→ Given instruction
Of all the lines in the material below, how many include the string "kaliy"? Give the number only.

→ Extracted records
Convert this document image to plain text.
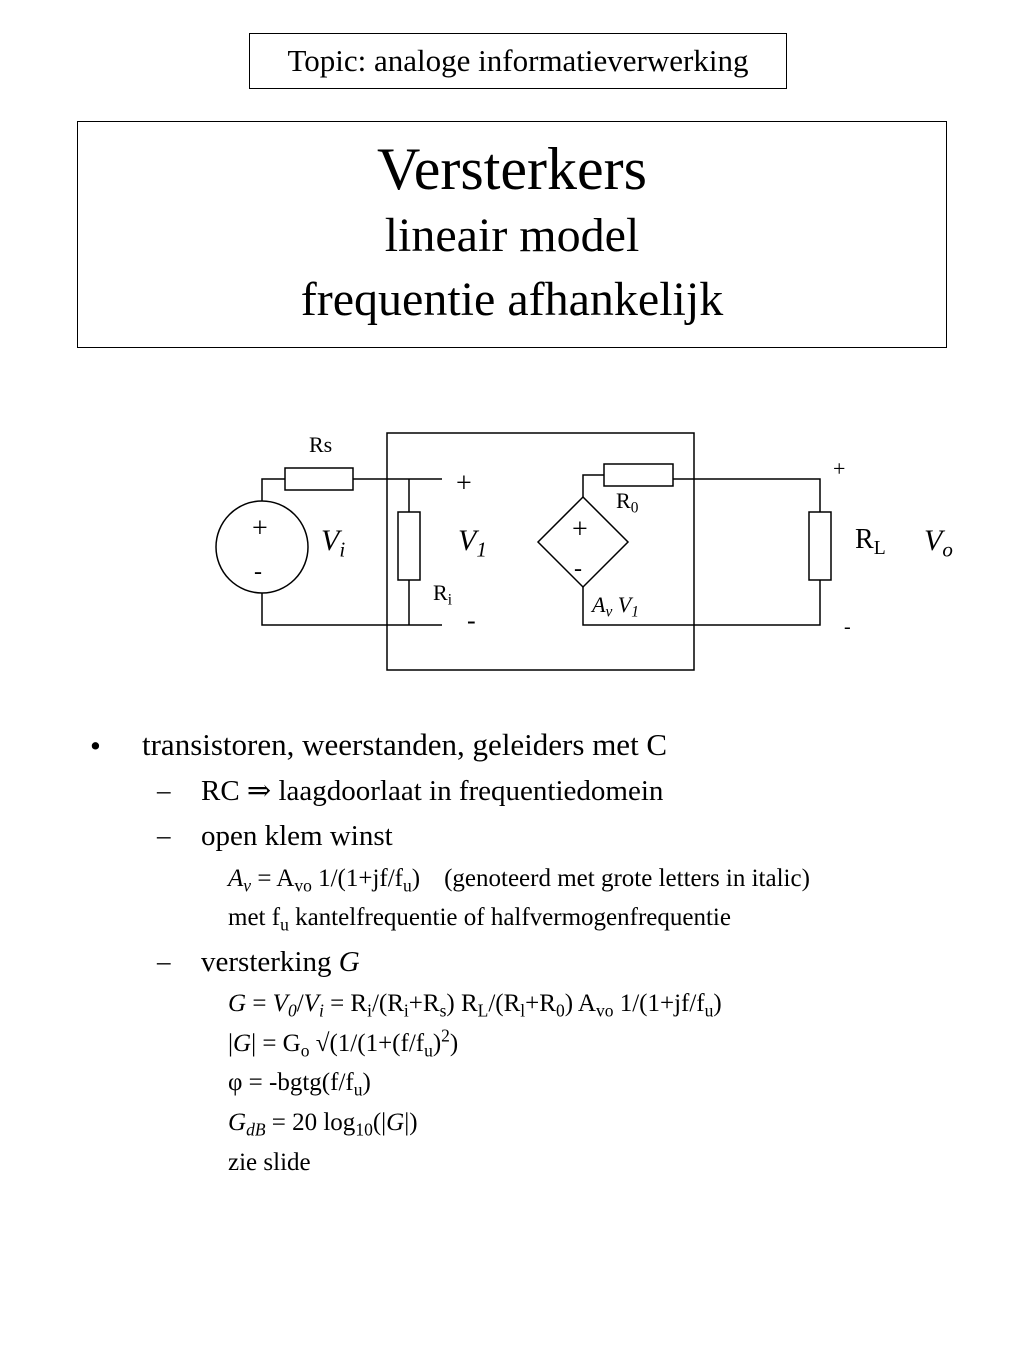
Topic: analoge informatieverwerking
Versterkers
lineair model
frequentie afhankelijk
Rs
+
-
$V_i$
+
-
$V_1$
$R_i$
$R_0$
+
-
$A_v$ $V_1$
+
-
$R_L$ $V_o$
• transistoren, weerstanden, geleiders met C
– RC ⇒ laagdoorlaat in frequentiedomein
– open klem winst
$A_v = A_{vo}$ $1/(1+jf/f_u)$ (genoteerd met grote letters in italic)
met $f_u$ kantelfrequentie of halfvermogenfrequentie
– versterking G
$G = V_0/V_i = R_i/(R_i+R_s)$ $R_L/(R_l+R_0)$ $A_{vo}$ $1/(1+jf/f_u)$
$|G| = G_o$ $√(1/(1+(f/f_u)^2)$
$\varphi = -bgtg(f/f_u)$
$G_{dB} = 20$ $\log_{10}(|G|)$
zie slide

* * *

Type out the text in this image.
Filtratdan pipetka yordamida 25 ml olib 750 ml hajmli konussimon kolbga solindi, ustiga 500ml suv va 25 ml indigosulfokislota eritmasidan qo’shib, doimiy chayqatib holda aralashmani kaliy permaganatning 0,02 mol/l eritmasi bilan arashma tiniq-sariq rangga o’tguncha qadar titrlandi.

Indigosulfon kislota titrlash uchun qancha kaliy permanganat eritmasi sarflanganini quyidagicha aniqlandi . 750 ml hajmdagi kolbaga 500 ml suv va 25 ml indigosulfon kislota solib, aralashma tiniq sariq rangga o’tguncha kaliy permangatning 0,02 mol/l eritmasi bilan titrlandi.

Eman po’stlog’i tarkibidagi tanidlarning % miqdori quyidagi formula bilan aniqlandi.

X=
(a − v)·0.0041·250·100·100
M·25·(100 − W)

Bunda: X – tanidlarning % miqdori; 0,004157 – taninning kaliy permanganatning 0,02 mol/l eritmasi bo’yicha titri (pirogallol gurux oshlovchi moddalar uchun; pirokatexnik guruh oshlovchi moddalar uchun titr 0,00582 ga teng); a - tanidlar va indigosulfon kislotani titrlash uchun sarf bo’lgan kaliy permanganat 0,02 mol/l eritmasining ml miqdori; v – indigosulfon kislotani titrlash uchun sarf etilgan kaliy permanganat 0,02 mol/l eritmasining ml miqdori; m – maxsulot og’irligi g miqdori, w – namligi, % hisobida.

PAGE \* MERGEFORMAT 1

→ Correct response
3